(Rows from a dataset)
++++++++++
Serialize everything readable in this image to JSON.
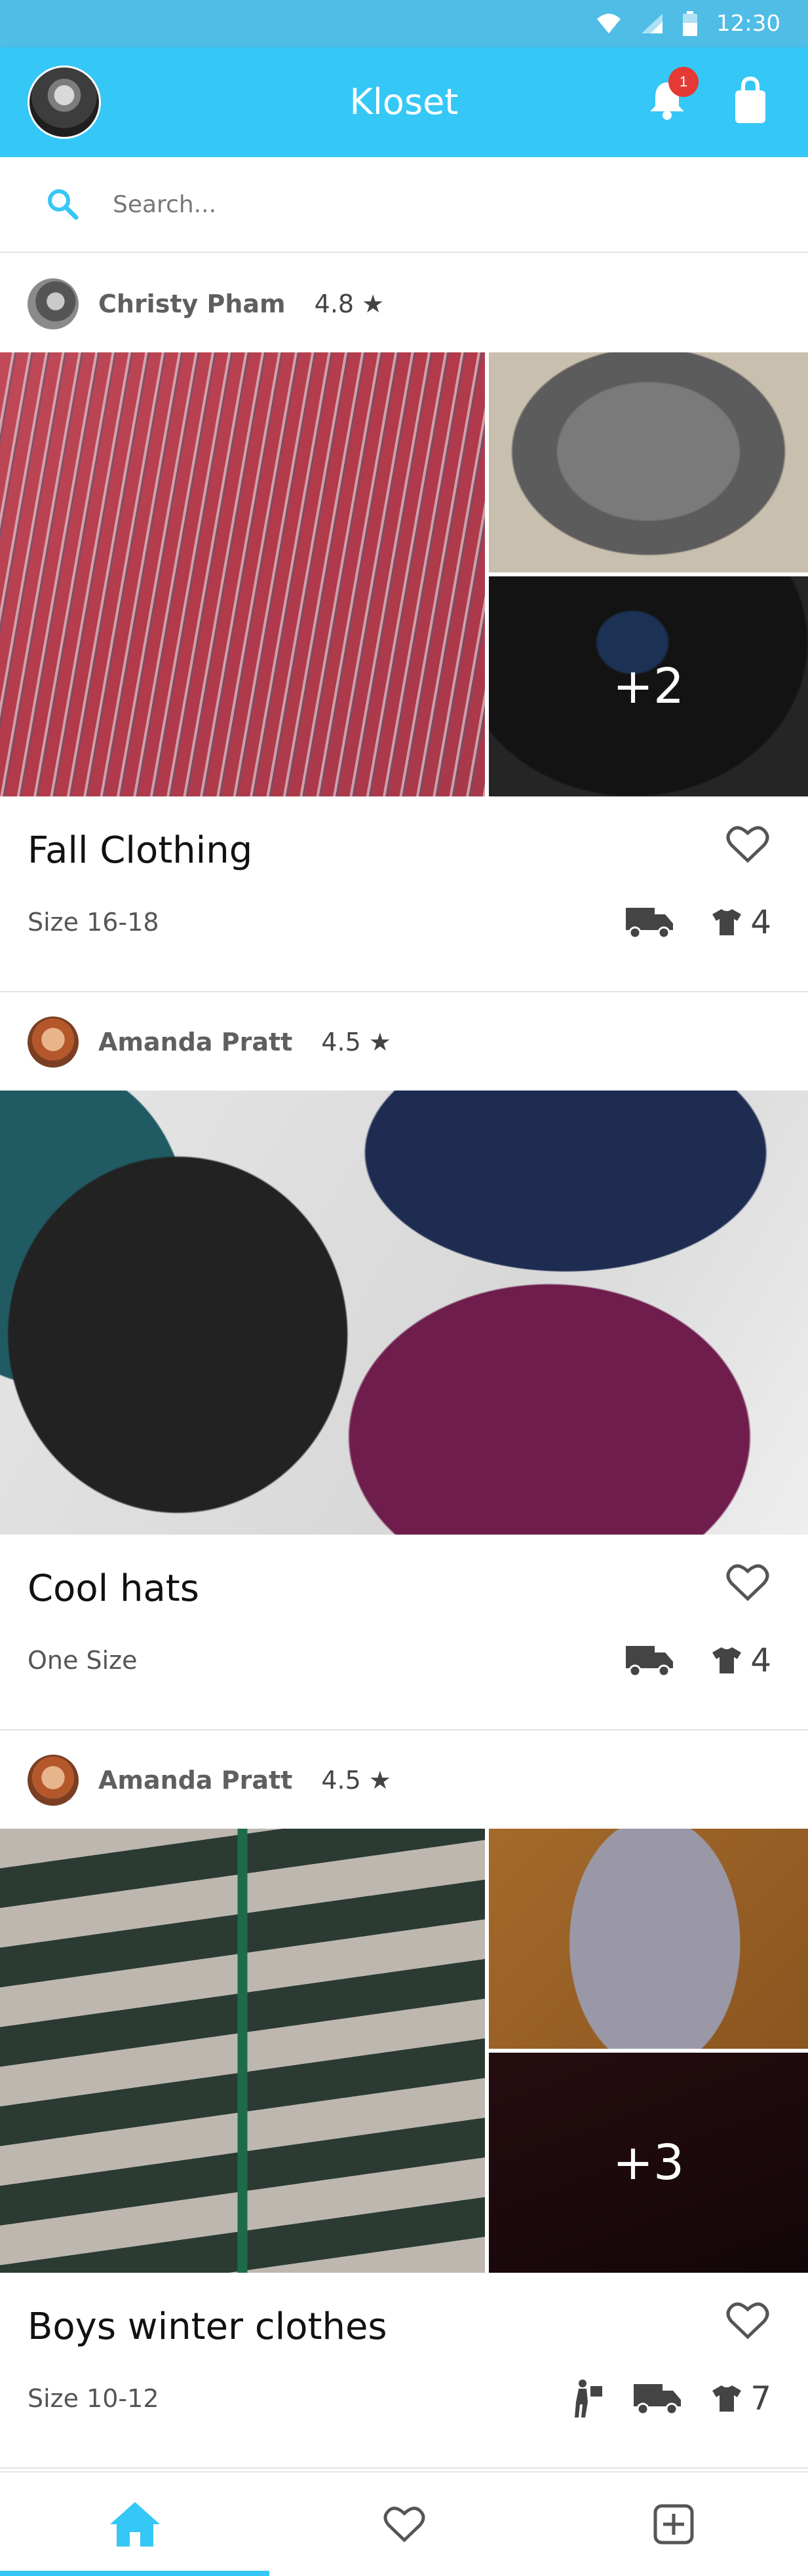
{
  "status_bar": {
    "time": "12:30",
    "icons": [
      "wifi-icon",
      "signal-icon",
      "battery-icon"
    ]
  },
  "app_bar": {
    "title": "Kloset",
    "notification_count": "1"
  },
  "search": {
    "placeholder": "Search..."
  },
  "colors": {
    "primary": "#35c7f5",
    "status_bar": "#4fbde6",
    "badge": "#e53935"
  },
  "listings": [
    {
      "seller": "Christy Pham",
      "rating": "4.8 ★",
      "title": "Fall Clothing",
      "size": "Size 16-18",
      "item_count": "4",
      "extra_photos": "+2",
      "delivery_options": [
        "shipping-truck-icon"
      ]
    },
    {
      "seller": "Amanda Pratt",
      "rating": "4.5 ★",
      "title": "Cool hats",
      "size": "One Size",
      "item_count": "4",
      "delivery_options": [
        "shipping-truck-icon"
      ]
    },
    {
      "seller": "Amanda Pratt",
      "rating": "4.5 ★",
      "title": "Boys winter clothes",
      "size": "Size 10-12",
      "item_count": "7",
      "extra_photos": "+3",
      "delivery_options": [
        "pickup-person-icon",
        "shipping-truck-icon"
      ]
    }
  ],
  "bottom_nav": {
    "tabs": [
      "home-icon",
      "favorites-icon",
      "add-listing-icon"
    ],
    "active": "home-icon"
  }
}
++++++++++
Look through the listing and extract every line with "title" in it.

    "title": "Kloset",
      "title": "Fall Clothing",
      "title": "Cool hats",
      "title": "Boys winter clothes",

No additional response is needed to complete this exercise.